▸ Rincian Tugas
Kembalikan seluruh baris dari semua item tanpa mengubah satu karakter pun, tetapi jangan sertakan gambarnya.

=====

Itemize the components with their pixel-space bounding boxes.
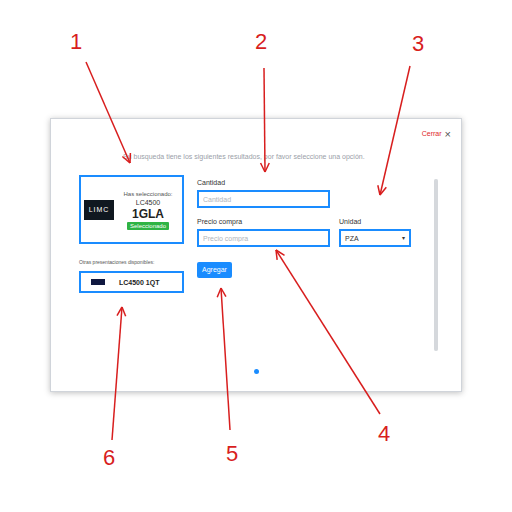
modal-header: Cerrar×	[51, 127, 461, 141]
modal-content: LIMC Has seleccionado:LC45001GLASeleccion…	[51, 175, 461, 351]
unit-label: Unidad	[339, 217, 411, 227]
selected-product: LC4500	[136, 198, 161, 207]
brand-logo: LIMC	[84, 200, 114, 220]
annotation-number: 5	[226, 442, 238, 466]
quantity-field: Cantidad	[197, 178, 330, 208]
price-label: Precio compra	[197, 217, 330, 227]
page-dot[interactable]	[254, 369, 259, 374]
selected-badge: Seleccionado	[127, 222, 169, 230]
annotation-arrow-icon	[378, 66, 410, 195]
close-icon[interactable]: ×	[445, 129, 451, 140]
quantity-input[interactable]	[197, 190, 330, 208]
selected-presentation: 1GLA	[132, 207, 164, 221]
annotation-arrow-icon	[217, 288, 230, 430]
quantity-label: Cantidad	[197, 178, 330, 188]
options-column: LIMC Has seleccionado:LC45001GLASeleccion…	[79, 175, 184, 351]
selected-heading: Has seleccionado:	[123, 190, 172, 198]
add-button[interactable]: Agregar	[197, 262, 232, 278]
annotation-arrow-icon	[112, 307, 126, 440]
pager	[51, 369, 461, 374]
brand-logo-icon	[91, 279, 105, 285]
unit-value: PZA	[345, 234, 359, 243]
annotation-arrow-icon	[276, 250, 380, 414]
selected-info: Has seleccionado:LC45001GLASeleccionado	[117, 190, 179, 230]
annotation-number: 1	[70, 30, 82, 54]
annotation-arrows	[0, 0, 512, 512]
annotation-arrow-icon	[261, 68, 270, 172]
dropdown-arrow-icon: ▾	[402, 234, 405, 242]
selected-card[interactable]: LIMC Has seleccionado:LC45001GLASeleccion…	[79, 175, 184, 244]
price-unit-row: Precio compra Unidad PZA ▾	[197, 217, 411, 247]
scrollbar-thumb[interactable]	[434, 179, 438, 351]
presentation-card[interactable]: LC4500 1QT	[79, 271, 184, 293]
unit-field: Unidad PZA ▾	[339, 217, 411, 247]
annotation-number: 6	[103, 446, 115, 470]
annotation-arrow-icon	[86, 62, 130, 163]
modal-dialog: Cerrar× Su busqueda tiene los siguientes …	[50, 118, 462, 392]
scrollbar[interactable]	[434, 179, 438, 351]
annotation-number: 3	[412, 32, 424, 56]
price-input[interactable]	[197, 229, 330, 247]
logo-text: LIMC	[89, 206, 110, 214]
others-label: Otras presentaciones disponibles:	[79, 259, 184, 266]
annotation-number: 2	[255, 30, 267, 54]
annotation-number: 4	[378, 422, 390, 446]
price-field: Precio compra	[197, 217, 330, 247]
purchase-form: Cantidad Precio compra Unidad PZA ▾ Agregar	[197, 175, 411, 351]
close-label[interactable]: Cerrar	[422, 129, 442, 139]
presentation-name[interactable]: LC4500 1QT	[119, 278, 159, 287]
results-message: Su busqueda tiene los siguientes resulta…	[51, 151, 461, 163]
close-button[interactable]: Cerrar×	[422, 129, 451, 140]
unit-select[interactable]: PZA ▾	[339, 229, 411, 247]
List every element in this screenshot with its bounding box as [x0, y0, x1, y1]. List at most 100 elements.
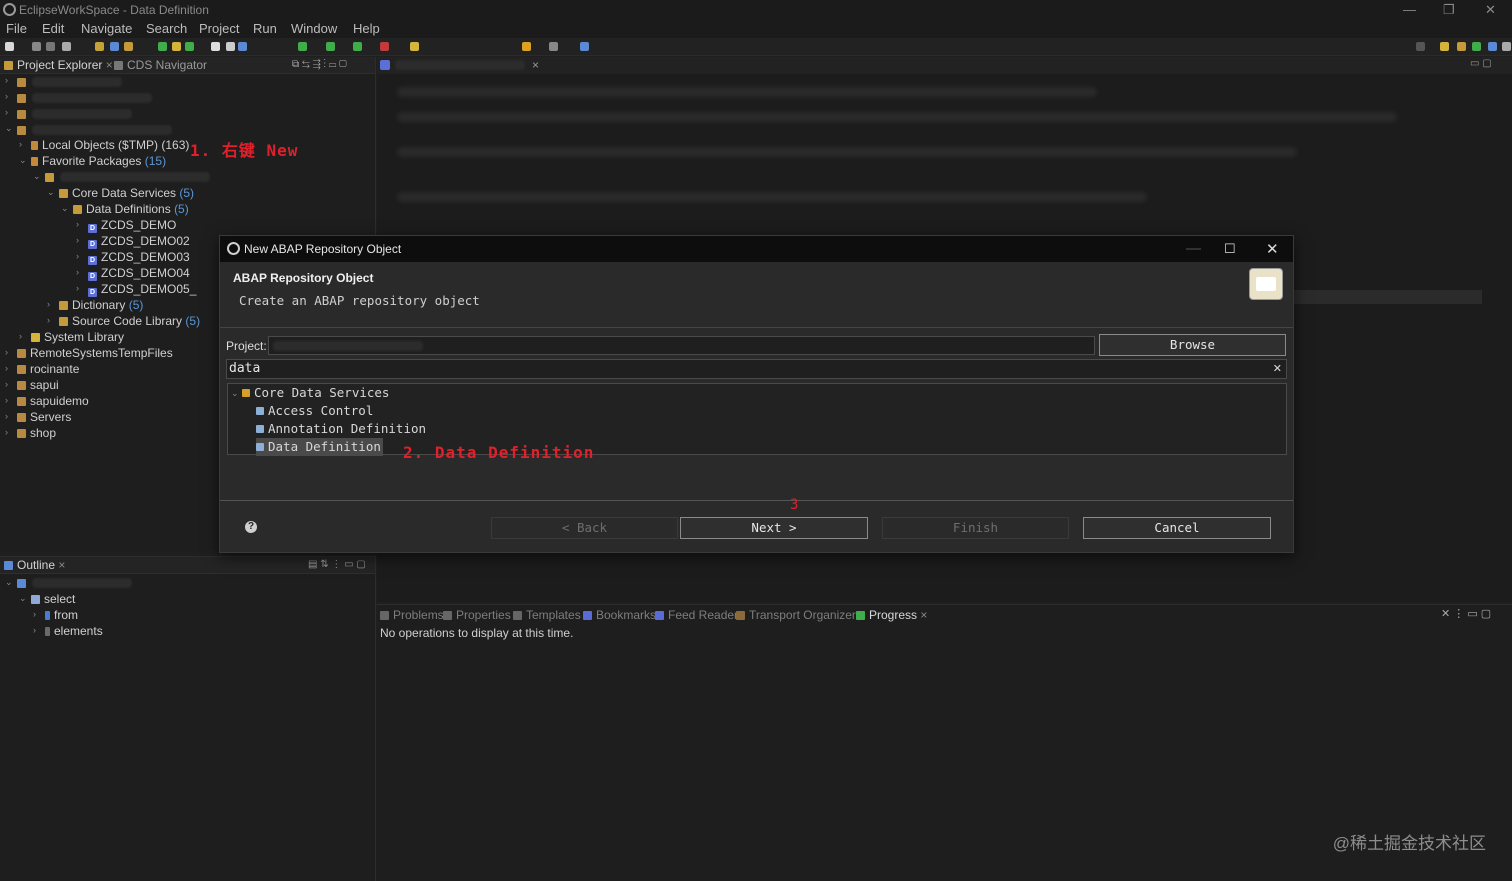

=====

▸ Jawaban Latihan
Itemize the components with their pixel-space bounding boxes.
modal-header: Cerrar×	[51, 127, 461, 141]
modal-content: LIMC Has seleccionado:LC45001GLASeleccion…	[51, 175, 461, 351]
unit-label: Unidad	[339, 217, 411, 227]
selected-product: LC4500	[136, 198, 161, 207]
brand-logo: LIMC	[84, 200, 114, 220]
annotation-number: 5	[226, 442, 238, 466]
quantity-field: Cantidad	[197, 178, 330, 208]
price-label: Precio compra	[197, 217, 330, 227]
page-dot[interactable]	[254, 369, 259, 374]
selected-badge: Seleccionado	[127, 222, 169, 230]
annotation-arrow-icon	[378, 66, 410, 195]
close-icon[interactable]: ×	[445, 129, 451, 140]
quantity-input[interactable]	[197, 190, 330, 208]
selected-presentation: 1GLA	[132, 207, 164, 221]
annotation-arrow-icon	[217, 288, 230, 430]
quantity-label: Cantidad	[197, 178, 330, 188]
options-column: LIMC Has seleccionado:LC45001GLASeleccion…	[79, 175, 184, 351]
selected-heading: Has seleccionado:	[123, 190, 172, 198]
add-button[interactable]: Agregar	[197, 262, 232, 278]
annotation-arrow-icon	[112, 307, 126, 440]
pager	[51, 369, 461, 374]
brand-logo-icon	[91, 279, 105, 285]
unit-value: PZA	[345, 234, 359, 243]
annotation-arrow-icon	[276, 250, 380, 414]
selected-info: Has seleccionado:LC45001GLASeleccionado	[117, 190, 179, 230]
annotation-number: 1	[70, 30, 82, 54]
annotation-arrows	[0, 0, 512, 512]
annotation-arrow-icon	[261, 68, 270, 172]
dropdown-arrow-icon: ▾	[402, 234, 405, 242]
selected-card[interactable]: LIMC Has seleccionado:LC45001GLASeleccion…	[79, 175, 184, 244]
price-unit-row: Precio compra Unidad PZA ▾	[197, 217, 411, 247]
scrollbar-thumb[interactable]	[434, 179, 438, 351]
presentation-card[interactable]: LC4500 1QT	[79, 271, 184, 293]
unit-field: Unidad PZA ▾	[339, 217, 411, 247]
annotation-number: 6	[103, 446, 115, 470]
annotation-arrow-icon	[86, 62, 130, 163]
modal-dialog: Cerrar× Su busqueda tiene los siguientes …	[50, 118, 462, 392]
scrollbar[interactable]	[434, 179, 438, 351]
annotation-number: 3	[412, 32, 424, 56]
price-input[interactable]	[197, 229, 330, 247]
logo-text: LIMC	[89, 206, 110, 214]
others-label: Otras presentaciones disponibles:	[79, 259, 184, 266]
annotation-number: 2	[255, 30, 267, 54]
annotation-number: 4	[378, 422, 390, 446]
price-field: Precio compra	[197, 217, 330, 247]
purchase-form: Cantidad Precio compra Unidad PZA ▾ Agregar	[197, 175, 411, 351]
close-label[interactable]: Cerrar	[422, 129, 442, 139]
presentation-name[interactable]: LC4500 1QT	[119, 278, 159, 287]
results-message: Su busqueda tiene los siguientes resulta…	[51, 151, 461, 163]
close-button[interactable]: Cerrar×	[422, 129, 451, 140]
unit-select[interactable]: PZA ▾	[339, 229, 411, 247]
List every element in this screenshot with its bounding box as [x0, y0, x1, y1]. List at most 100 elements.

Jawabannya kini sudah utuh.